>>>
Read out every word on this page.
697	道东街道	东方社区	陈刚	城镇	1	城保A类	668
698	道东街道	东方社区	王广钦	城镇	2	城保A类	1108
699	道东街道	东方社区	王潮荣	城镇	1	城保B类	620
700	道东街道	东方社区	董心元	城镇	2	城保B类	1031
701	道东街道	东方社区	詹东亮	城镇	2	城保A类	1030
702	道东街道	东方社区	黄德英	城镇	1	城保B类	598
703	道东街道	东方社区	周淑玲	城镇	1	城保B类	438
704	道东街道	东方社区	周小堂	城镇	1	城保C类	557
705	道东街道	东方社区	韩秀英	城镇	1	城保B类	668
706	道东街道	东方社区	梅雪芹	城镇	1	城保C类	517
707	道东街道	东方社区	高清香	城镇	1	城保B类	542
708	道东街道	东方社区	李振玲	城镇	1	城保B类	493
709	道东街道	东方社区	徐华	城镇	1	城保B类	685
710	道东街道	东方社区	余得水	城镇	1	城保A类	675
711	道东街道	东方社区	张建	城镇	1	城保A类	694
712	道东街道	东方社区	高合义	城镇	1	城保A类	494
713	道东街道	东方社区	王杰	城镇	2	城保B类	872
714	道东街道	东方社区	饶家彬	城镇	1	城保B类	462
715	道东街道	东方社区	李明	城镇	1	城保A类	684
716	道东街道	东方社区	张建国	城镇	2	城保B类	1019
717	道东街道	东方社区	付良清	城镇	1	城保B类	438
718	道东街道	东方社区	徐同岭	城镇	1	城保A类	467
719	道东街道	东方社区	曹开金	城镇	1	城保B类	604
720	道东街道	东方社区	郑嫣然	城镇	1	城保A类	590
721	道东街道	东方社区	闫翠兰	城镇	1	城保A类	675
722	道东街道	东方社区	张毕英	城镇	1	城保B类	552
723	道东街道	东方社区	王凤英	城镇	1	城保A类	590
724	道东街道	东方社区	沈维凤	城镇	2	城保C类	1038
<<<
Task instructions:
Take the data above and return it exactly.

Solution below:
Read out every word on this page.
697	道东街道	东方社区	陈刚	城镇	1	城保A类	668
698	道东街道	东方社区	王广钦	城镇	2	城保A类	1108
699	道东街道	东方社区	王潮荣	城镇	1	城保B类	620
700	道东街道	东方社区	董心元	城镇	2	城保B类	1031
701	道东街道	东方社区	詹东亮	城镇	2	城保A类	1030
702	道东街道	东方社区	黄德英	城镇	1	城保B类	598
703	道东街道	东方社区	周淑玲	城镇	1	城保B类	438
704	道东街道	东方社区	周小堂	城镇	1	城保C类	557
705	道东街道	东方社区	韩秀英	城镇	1	城保B类	668
706	道东街道	东方社区	梅雪芹	城镇	1	城保C类	517
707	道东街道	东方社区	高清香	城镇	1	城保B类	542
708	道东街道	东方社区	李振玲	城镇	1	城保B类	493
709	道东街道	东方社区	徐华	城镇	1	城保B类	685
710	道东街道	东方社区	余得水	城镇	1	城保A类	675
711	道东街道	东方社区	张建	城镇	1	城保A类	694
712	道东街道	东方社区	高合义	城镇	1	城保A类	494
713	道东街道	东方社区	王杰	城镇	2	城保B类	872
714	道东街道	东方社区	饶家彬	城镇	1	城保B类	462
715	道东街道	东方社区	李明	城镇	1	城保A类	684
716	道东街道	东方社区	张建国	城镇	2	城保B类	1019
717	道东街道	东方社区	付良清	城镇	1	城保B类	438
718	道东街道	东方社区	徐同岭	城镇	1	城保A类	467
719	道东街道	东方社区	曹开金	城镇	1	城保B类	604
720	道东街道	东方社区	郑嫣然	城镇	1	城保A类	590
721	道东街道	东方社区	闫翠兰	城镇	1	城保A类	675
722	道东街道	东方社区	张毕英	城镇	1	城保B类	552
723	道东街道	东方社区	王凤英	城镇	1	城保A类	590
724	道东街道	东方社区	沈维凤	城镇	2	城保C类	1038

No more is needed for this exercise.